* [Set task]: Reproduce every record below exactly as it appears.

* [Supplied data]:
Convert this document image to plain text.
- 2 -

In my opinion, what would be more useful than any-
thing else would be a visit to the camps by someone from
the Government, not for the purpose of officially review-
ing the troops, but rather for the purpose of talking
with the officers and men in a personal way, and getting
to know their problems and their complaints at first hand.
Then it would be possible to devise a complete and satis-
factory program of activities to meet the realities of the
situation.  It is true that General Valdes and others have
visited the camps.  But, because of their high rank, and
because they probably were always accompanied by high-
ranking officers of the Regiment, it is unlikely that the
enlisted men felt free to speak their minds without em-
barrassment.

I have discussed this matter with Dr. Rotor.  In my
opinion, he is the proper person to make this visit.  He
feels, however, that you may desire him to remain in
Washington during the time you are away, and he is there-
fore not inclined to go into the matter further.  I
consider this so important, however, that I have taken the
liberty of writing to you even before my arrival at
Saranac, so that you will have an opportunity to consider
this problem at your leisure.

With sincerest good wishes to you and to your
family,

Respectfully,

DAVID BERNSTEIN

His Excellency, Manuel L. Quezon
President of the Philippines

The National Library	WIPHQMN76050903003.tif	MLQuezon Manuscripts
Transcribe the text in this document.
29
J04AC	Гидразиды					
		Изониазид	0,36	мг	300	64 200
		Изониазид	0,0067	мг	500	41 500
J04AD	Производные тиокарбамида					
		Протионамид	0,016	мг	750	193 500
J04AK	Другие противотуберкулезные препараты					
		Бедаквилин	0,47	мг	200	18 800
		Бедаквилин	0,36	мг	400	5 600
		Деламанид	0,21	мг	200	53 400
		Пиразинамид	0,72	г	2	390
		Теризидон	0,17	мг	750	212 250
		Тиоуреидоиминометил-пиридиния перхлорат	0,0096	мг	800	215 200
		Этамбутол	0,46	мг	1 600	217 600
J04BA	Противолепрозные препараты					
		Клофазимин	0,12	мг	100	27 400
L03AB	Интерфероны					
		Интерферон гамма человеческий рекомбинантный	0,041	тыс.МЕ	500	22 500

* [Final result]:
Convert this document image to plain text.
- 2 -

In my opinion, what would be more useful than any-
thing else would be a visit to the camps by someone from
the Government, not for the purpose of officially review-
ing the troops, but rather for the purpose of talking
with the officers and men in a personal way, and getting
to know their problems and their complaints at first hand.
Then it would be possible to devise a complete and satis-
factory program of activities to meet the realities of the
situation.  It is true that General Valdes and others have
visited the camps.  But, because of their high rank, and
because they probably were always accompanied by high-
ranking officers of the Regiment, it is unlikely that the
enlisted men felt free to speak their minds without em-
barrassment.

I have discussed this matter with Dr. Rotor.  In my
opinion, he is the proper person to make this visit.  He
feels, however, that you may desire him to remain in
Washington during the time you are away, and he is there-
fore not inclined to go into the matter further.  I
consider this so important, however, that I have taken the
liberty of writing to you even before my arrival at
Saranac, so that you will have an opportunity to consider
this problem at your leisure.

With sincerest good wishes to you and to your
family,

Respectfully,

DAVID BERNSTEIN

His Excellency, Manuel L. Quezon
President of the Philippines

The National Library	WIPHQMN76050903003.tif	MLQuezon Manuscripts
Transcribe the text in this document.
29
J04AC	Гидразиды					
		Изониазид	0,36	мг	300	64 200
		Изониазид	0,0067	мг	500	41 500
J04AD	Производные тиокарбамида					
		Протионамид	0,016	мг	750	193 500
J04AK	Другие противотуберкулезные препараты					
		Бедаквилин	0,47	мг	200	18 800
		Бедаквилин	0,36	мг	400	5 600
		Деламанид	0,21	мг	200	53 400
		Пиразинамид	0,72	г	2	390
		Теризидон	0,17	мг	750	212 250
		Тиоуреидоиминометил-пиридиния перхлорат	0,0096	мг	800	215 200
		Этамбутол	0,46	мг	1 600	217 600
J04BA	Противолепрозные препараты					
		Клофазимин	0,12	мг	100	27 400
L03AB	Интерфероны					
		Интерферон гамма человеческий рекомбинантный	0,041	тыс.МЕ	500	22 500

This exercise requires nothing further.